Extracted information
************

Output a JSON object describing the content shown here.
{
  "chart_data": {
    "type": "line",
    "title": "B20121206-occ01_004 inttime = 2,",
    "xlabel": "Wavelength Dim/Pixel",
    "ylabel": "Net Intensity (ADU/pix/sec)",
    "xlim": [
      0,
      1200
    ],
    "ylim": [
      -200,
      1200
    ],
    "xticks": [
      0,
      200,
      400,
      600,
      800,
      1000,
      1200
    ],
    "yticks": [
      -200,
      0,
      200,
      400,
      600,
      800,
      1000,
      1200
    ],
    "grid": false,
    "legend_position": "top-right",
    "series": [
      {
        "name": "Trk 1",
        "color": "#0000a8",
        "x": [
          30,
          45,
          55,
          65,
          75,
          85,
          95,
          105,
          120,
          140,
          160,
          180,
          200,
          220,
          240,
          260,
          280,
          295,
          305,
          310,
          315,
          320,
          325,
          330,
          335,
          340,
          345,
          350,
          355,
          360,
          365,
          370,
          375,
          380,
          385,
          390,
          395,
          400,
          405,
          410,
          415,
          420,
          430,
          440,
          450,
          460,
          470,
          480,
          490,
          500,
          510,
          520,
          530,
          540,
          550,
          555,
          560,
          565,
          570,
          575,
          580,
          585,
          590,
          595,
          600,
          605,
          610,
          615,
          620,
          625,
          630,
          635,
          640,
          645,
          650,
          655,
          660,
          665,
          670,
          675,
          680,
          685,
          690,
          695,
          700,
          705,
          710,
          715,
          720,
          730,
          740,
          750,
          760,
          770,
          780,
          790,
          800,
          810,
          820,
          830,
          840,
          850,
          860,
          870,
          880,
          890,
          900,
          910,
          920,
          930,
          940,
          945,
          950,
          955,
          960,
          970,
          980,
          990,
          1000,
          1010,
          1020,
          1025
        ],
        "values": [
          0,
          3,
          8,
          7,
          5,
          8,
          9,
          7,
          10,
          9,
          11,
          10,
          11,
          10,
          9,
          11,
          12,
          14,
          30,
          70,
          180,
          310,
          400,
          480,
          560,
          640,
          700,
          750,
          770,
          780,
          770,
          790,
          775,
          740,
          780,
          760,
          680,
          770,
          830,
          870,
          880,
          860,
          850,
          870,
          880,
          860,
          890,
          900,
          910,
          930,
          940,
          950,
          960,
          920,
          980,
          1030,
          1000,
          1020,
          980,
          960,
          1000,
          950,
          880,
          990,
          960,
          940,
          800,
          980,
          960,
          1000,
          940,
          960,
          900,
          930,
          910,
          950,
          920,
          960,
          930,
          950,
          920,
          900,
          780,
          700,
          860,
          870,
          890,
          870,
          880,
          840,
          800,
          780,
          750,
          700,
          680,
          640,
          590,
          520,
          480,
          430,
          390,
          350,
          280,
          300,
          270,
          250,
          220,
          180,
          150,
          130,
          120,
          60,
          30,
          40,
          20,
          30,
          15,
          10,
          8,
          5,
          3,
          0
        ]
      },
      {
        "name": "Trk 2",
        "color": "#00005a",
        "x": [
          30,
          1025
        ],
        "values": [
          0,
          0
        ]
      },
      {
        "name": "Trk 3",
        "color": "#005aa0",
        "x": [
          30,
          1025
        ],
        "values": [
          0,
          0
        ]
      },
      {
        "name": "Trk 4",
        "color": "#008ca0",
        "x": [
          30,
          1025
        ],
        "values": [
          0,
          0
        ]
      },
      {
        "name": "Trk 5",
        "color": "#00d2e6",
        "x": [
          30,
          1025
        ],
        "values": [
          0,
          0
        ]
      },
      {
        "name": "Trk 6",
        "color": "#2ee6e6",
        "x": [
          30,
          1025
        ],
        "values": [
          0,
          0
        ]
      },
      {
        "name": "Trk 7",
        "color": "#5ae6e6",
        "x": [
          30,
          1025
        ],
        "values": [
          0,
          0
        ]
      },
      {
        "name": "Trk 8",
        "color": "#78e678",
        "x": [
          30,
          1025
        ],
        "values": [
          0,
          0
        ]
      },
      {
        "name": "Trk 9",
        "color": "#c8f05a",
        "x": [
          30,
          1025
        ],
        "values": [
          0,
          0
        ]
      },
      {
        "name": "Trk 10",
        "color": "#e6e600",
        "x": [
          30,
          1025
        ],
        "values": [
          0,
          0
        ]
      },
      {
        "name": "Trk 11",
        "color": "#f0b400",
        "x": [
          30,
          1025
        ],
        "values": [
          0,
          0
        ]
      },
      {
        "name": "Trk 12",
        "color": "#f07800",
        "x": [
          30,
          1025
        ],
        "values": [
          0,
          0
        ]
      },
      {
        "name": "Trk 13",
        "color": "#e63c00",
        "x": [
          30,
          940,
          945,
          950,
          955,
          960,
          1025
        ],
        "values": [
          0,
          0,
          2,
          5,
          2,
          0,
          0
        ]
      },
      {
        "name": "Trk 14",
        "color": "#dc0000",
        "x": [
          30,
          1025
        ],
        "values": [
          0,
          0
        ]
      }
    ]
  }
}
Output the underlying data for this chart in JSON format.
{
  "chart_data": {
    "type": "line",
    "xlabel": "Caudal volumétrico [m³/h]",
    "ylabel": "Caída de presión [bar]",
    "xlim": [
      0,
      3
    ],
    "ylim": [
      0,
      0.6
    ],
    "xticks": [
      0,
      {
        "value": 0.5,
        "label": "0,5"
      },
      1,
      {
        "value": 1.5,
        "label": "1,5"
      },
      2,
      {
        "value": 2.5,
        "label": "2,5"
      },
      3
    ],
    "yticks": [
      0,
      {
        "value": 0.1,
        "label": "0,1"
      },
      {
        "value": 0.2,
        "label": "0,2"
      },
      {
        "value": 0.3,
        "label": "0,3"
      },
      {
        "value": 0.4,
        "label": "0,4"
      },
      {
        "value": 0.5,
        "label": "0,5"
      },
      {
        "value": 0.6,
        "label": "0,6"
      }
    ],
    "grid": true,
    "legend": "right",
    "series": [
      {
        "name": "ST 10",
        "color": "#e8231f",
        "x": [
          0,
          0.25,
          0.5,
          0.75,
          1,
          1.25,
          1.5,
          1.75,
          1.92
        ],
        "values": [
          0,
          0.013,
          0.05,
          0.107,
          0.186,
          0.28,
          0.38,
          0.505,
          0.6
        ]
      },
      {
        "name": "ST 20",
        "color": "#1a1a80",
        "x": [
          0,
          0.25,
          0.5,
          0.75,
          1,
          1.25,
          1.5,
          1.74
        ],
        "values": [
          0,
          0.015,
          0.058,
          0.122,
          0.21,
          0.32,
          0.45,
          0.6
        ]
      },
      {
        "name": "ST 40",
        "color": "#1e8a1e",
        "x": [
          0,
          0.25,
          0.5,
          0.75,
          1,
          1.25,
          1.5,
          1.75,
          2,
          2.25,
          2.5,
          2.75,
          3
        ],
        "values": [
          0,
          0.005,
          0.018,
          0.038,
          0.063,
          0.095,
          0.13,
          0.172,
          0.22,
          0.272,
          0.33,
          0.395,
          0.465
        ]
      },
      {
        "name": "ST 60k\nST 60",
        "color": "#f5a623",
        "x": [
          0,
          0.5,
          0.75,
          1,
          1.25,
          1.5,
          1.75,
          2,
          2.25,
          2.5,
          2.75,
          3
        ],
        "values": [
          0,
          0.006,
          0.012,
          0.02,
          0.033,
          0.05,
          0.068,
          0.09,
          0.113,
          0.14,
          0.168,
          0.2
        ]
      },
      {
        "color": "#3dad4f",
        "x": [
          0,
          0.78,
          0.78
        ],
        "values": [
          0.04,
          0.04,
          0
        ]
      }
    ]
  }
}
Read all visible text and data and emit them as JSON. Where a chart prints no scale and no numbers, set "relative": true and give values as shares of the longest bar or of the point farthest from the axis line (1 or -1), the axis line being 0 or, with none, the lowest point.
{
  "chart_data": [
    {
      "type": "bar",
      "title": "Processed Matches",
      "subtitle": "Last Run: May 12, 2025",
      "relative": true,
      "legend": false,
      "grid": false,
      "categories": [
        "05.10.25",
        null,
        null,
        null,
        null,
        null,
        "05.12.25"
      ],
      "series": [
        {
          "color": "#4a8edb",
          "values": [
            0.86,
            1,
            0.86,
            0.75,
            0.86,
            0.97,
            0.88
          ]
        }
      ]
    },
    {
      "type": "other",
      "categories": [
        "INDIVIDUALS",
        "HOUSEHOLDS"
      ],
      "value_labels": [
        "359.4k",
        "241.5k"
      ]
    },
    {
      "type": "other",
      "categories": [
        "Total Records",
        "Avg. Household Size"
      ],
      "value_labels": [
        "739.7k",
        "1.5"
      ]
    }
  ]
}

************

Problem description
Write out exactly the final stretch of the records: the line containing "Read all visible" and every line after it, through the last, and nothing else.

Answer to this task
Read all visible text and data and emit them as JSON. Where a chart prints no scale and no numbers, set "relative": true and give values as shares of the longest bar or of the point farthest from the axis line (1 or -1), the axis line being 0 or, with none, the lowest point.
{
  "chart_data": [
    {
      "type": "bar",
      "title": "Processed Matches",
      "subtitle": "Last Run: May 12, 2025",
      "relative": true,
      "legend": false,
      "grid": false,
      "categories": [
        "05.10.25",
        null,
        null,
        null,
        null,
        null,
        "05.12.25"
      ],
      "series": [
        {
          "color": "#4a8edb",
          "values": [
            0.86,
            1,
            0.86,
            0.75,
            0.86,
            0.97,
            0.88
          ]
        }
      ]
    },
    {
      "type": "other",
      "categories": [
        "INDIVIDUALS",
        "HOUSEHOLDS"
      ],
      "value_labels": [
        "359.4k",
        "241.5k"
      ]
    },
    {
      "type": "other",
      "categories": [
        "Total Records",
        "Avg. Household Size"
      ],
      "value_labels": [
        "739.7k",
        "1.5"
      ]
    }
  ]
}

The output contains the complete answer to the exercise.